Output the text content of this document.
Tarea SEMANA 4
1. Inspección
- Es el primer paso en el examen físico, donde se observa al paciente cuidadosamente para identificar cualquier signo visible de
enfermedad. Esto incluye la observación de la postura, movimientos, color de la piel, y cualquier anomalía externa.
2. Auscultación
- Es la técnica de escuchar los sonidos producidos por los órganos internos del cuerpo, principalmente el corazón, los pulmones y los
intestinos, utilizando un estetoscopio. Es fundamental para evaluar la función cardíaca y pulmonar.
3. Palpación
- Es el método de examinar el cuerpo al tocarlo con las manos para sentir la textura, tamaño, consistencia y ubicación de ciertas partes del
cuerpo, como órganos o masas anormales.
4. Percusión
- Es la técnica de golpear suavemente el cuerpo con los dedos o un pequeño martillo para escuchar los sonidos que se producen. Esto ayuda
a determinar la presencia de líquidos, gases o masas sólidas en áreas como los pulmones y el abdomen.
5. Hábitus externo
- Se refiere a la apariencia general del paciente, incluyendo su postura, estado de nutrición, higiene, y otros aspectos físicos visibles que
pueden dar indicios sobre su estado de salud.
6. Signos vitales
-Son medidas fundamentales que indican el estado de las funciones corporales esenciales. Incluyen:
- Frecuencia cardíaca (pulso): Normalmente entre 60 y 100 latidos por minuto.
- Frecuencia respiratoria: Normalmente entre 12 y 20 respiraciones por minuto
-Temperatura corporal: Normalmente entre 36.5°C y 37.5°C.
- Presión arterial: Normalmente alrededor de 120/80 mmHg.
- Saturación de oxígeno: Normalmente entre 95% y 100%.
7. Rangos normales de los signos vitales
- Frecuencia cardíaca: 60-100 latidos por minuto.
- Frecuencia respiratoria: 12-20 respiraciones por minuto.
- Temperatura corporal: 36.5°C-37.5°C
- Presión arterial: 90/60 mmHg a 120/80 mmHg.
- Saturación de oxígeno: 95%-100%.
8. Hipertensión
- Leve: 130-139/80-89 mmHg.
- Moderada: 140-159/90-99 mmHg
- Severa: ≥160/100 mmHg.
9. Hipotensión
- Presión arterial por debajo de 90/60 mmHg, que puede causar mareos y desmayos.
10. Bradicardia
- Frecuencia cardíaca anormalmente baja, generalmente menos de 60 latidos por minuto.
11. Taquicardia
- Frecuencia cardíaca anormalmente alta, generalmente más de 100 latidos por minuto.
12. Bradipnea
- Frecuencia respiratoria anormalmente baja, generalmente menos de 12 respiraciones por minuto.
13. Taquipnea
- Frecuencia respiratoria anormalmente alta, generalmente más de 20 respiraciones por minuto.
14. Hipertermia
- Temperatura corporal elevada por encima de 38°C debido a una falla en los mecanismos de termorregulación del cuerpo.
* * * * * * * * *
Above are the records; retype every one exactly.

-- Answer for the task --
Output the text content of this document.
Tarea SEMANA 4
1. Inspección
- Es el primer paso en el examen físico, donde se observa al paciente cuidadosamente para identificar cualquier signo visible de
enfermedad. Esto incluye la observación de la postura, movimientos, color de la piel, y cualquier anomalía externa.
2. Auscultación
- Es la técnica de escuchar los sonidos producidos por los órganos internos del cuerpo, principalmente el corazón, los pulmones y los
intestinos, utilizando un estetoscopio. Es fundamental para evaluar la función cardíaca y pulmonar.
3. Palpación
- Es el método de examinar el cuerpo al tocarlo con las manos para sentir la textura, tamaño, consistencia y ubicación de ciertas partes del
cuerpo, como órganos o masas anormales.
4. Percusión
- Es la técnica de golpear suavemente el cuerpo con los dedos o un pequeño martillo para escuchar los sonidos que se producen. Esto ayuda
a determinar la presencia de líquidos, gases o masas sólidas en áreas como los pulmones y el abdomen.
5. Hábitus externo
- Se refiere a la apariencia general del paciente, incluyendo su postura, estado de nutrición, higiene, y otros aspectos físicos visibles que
pueden dar indicios sobre su estado de salud.
6. Signos vitales
-Son medidas fundamentales que indican el estado de las funciones corporales esenciales. Incluyen:
- Frecuencia cardíaca (pulso): Normalmente entre 60 y 100 latidos por minuto.
- Frecuencia respiratoria: Normalmente entre 12 y 20 respiraciones por minuto
-Temperatura corporal: Normalmente entre 36.5°C y 37.5°C.
- Presión arterial: Normalmente alrededor de 120/80 mmHg.
- Saturación de oxígeno: Normalmente entre 95% y 100%.
7. Rangos normales de los signos vitales
- Frecuencia cardíaca: 60-100 latidos por minuto.
- Frecuencia respiratoria: 12-20 respiraciones por minuto.
- Temperatura corporal: 36.5°C-37.5°C
- Presión arterial: 90/60 mmHg a 120/80 mmHg.
- Saturación de oxígeno: 95%-100%.
8. Hipertensión
- Leve: 130-139/80-89 mmHg.
- Moderada: 140-159/90-99 mmHg
- Severa: ≥160/100 mmHg.
9. Hipotensión
- Presión arterial por debajo de 90/60 mmHg, que puede causar mareos y desmayos.
10. Bradicardia
- Frecuencia cardíaca anormalmente baja, generalmente menos de 60 latidos por minuto.
11. Taquicardia
- Frecuencia cardíaca anormalmente alta, generalmente más de 100 latidos por minuto.
12. Bradipnea
- Frecuencia respiratoria anormalmente baja, generalmente menos de 12 respiraciones por minuto.
13. Taquipnea
- Frecuencia respiratoria anormalmente alta, generalmente más de 20 respiraciones por minuto.
14. Hipertermia
- Temperatura corporal elevada por encima de 38°C debido a una falla en los mecanismos de termorregulación del cuerpo.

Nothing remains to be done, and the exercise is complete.